** Start Records for processing **

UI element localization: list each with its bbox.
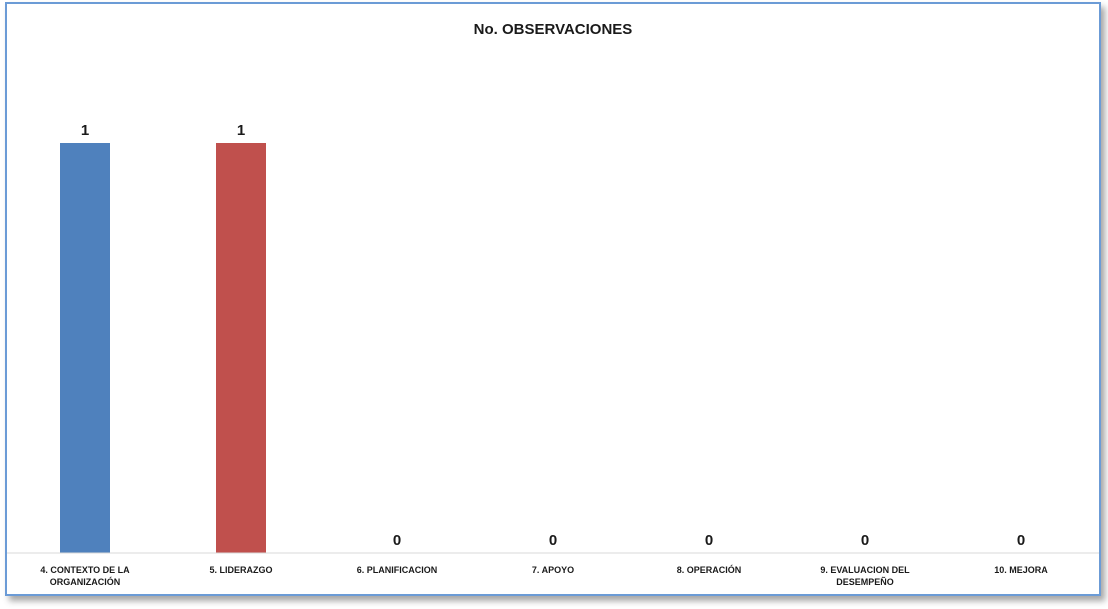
x-tick-label-line: ORGANIZACIÓN	[50, 576, 121, 587]
x-tick-label-line: 4. CONTEXTO DE LA	[40, 565, 130, 575]
data-label-2: 1	[237, 122, 245, 139]
x-tick-labels-group: 4. CONTEXTO DE LA ORGANIZACIÓN 5. LIDERAZG…	[40, 564, 1048, 587]
x-tick-label-7: 10. MEJORA	[994, 565, 1048, 575]
data-label-1: 1	[81, 122, 89, 139]
x-tick-label-1: 4. CONTEXTO DE LA ORGANIZACIÓN	[40, 565, 130, 587]
data-labels-group: 1 1 0 0 0 0 0	[81, 122, 1025, 549]
x-tick-label-line: 9. EVALUACION DEL	[820, 565, 910, 575]
chart-title: No. OBSERVACIONES	[474, 21, 633, 38]
data-label-7: 0	[1017, 532, 1025, 549]
chart-frame: No. OBSERVACIONES 1 1 0 0 0 0 0 4. CONTEXTO DE…	[5, 2, 1101, 596]
bars-group	[60, 143, 266, 553]
bar-2	[216, 143, 266, 553]
data-label-3: 0	[393, 532, 401, 549]
x-tick-label-line: 10. MEJORA	[994, 565, 1048, 575]
data-label-4: 0	[549, 532, 557, 549]
x-tick-label-line: 6. PLANIFICACION	[357, 565, 438, 575]
data-label-6: 0	[861, 532, 869, 549]
x-tick-label-line: 5. LIDERAZGO	[209, 565, 272, 575]
x-tick-label-6: 9. EVALUACION DEL DESEMPEÑO	[820, 565, 910, 587]
x-tick-label-2: 5. LIDERAZGO	[209, 565, 272, 575]
data-label-5: 0	[705, 532, 713, 549]
x-tick-label-line: 7. APOYO	[532, 565, 574, 575]
x-tick-label-4: 7. APOYO	[532, 565, 574, 575]
x-tick-label-line: DESEMPEÑO	[836, 577, 894, 587]
bar-1	[60, 143, 110, 553]
x-tick-label-3: 6. PLANIFICACION	[357, 565, 438, 575]
x-tick-label-5: 8. OPERACIÓN	[677, 564, 742, 575]
x-tick-label-line: 8. OPERACIÓN	[677, 564, 742, 575]
bar-chart: No. OBSERVACIONES 1 1 0 0 0 0 0 4. CONTEXTO DE…	[7, 21, 1099, 587]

** End Records for processing **

◆ **What to produce**
Pull out every line of the data above that contains the word "labels".

◆ **Output for this task**
x-tick-labels-group: 4. CONTEXTO DE LA ORGANIZACIÓN 5. LIDERAZG…	[40, 564, 1048, 587]
data-labels-group: 1 1 0 0 0 0 0	[81, 122, 1025, 549]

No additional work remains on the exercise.